__Task__
Go through the entries below and write each one out exactly.

[Stored data]
────────────────────────────────────────

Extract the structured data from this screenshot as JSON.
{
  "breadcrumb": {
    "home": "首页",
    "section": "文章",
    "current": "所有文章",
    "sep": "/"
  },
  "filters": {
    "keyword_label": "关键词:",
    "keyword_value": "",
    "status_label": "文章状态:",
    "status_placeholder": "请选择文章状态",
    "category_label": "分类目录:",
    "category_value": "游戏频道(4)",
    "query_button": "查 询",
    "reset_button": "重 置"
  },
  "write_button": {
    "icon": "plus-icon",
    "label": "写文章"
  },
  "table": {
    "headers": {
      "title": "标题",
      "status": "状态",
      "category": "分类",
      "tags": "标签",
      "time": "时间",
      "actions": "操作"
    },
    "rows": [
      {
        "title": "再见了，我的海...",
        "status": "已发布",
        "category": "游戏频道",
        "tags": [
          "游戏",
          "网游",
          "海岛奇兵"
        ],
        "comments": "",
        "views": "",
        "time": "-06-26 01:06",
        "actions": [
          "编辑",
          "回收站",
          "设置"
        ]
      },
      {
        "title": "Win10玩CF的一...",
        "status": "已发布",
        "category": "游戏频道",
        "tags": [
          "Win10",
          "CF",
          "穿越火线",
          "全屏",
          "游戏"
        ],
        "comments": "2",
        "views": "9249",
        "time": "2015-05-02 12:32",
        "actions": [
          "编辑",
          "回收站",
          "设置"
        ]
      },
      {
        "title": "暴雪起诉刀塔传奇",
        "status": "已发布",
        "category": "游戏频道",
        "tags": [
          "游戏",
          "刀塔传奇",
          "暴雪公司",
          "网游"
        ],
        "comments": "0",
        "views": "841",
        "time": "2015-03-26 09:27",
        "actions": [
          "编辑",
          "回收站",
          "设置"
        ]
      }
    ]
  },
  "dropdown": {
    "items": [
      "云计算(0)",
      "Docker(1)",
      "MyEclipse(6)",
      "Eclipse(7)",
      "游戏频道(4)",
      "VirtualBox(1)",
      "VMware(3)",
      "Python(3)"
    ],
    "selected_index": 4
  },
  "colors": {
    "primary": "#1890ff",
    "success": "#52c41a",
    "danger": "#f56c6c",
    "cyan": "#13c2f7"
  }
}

────────────────────────────────────────

__Correct result__
Extract the structured data from this screenshot as JSON.
{
  "breadcrumb": {
    "home": "首页",
    "section": "文章",
    "current": "所有文章",
    "sep": "/"
  },
  "filters": {
    "keyword_label": "关键词:",
    "keyword_value": "",
    "status_label": "文章状态:",
    "status_placeholder": "请选择文章状态",
    "category_label": "分类目录:",
    "category_value": "游戏频道(4)",
    "query_button": "查 询",
    "reset_button": "重 置"
  },
  "write_button": {
    "icon": "plus-icon",
    "label": "写文章"
  },
  "table": {
    "headers": {
      "title": "标题",
      "status": "状态",
      "category": "分类",
      "tags": "标签",
      "time": "时间",
      "actions": "操作"
    },
    "rows": [
      {
        "title": "再见了，我的海...",
        "status": "已发布",
        "category": "游戏频道",
        "tags": [
          "游戏",
          "网游",
          "海岛奇兵"
        ],
        "comments": "",
        "views": "",
        "time": "-06-26 01:06",
        "actions": [
          "编辑",
          "回收站",
          "设置"
        ]
      },
      {
        "title": "Win10玩CF的一...",
        "status": "已发布",
        "category": "游戏频道",
        "tags": [
          "Win10",
          "CF",
          "穿越火线",
          "全屏",
          "游戏"
        ],
        "comments": "2",
        "views": "9249",
        "time": "2015-05-02 12:32",
        "actions": [
          "编辑",
          "回收站",
          "设置"
        ]
      },
      {
        "title": "暴雪起诉刀塔传奇",
        "status": "已发布",
        "category": "游戏频道",
        "tags": [
          "游戏",
          "刀塔传奇",
          "暴雪公司",
          "网游"
        ],
        "comments": "0",
        "views": "841",
        "time": "2015-03-26 09:27",
        "actions": [
          "编辑",
          "回收站",
          "设置"
        ]
      }
    ]
  },
  "dropdown": {
    "items": [
      "云计算(0)",
      "Docker(1)",
      "MyEclipse(6)",
      "Eclipse(7)",
      "游戏频道(4)",
      "VirtualBox(1)",
      "VMware(3)",
      "Python(3)"
    ],
    "selected_index": 4
  },
  "colors": {
    "primary": "#1890ff",
    "success": "#52c41a",
    "danger": "#f56c6c",
    "cyan": "#13c2f7"
  }
}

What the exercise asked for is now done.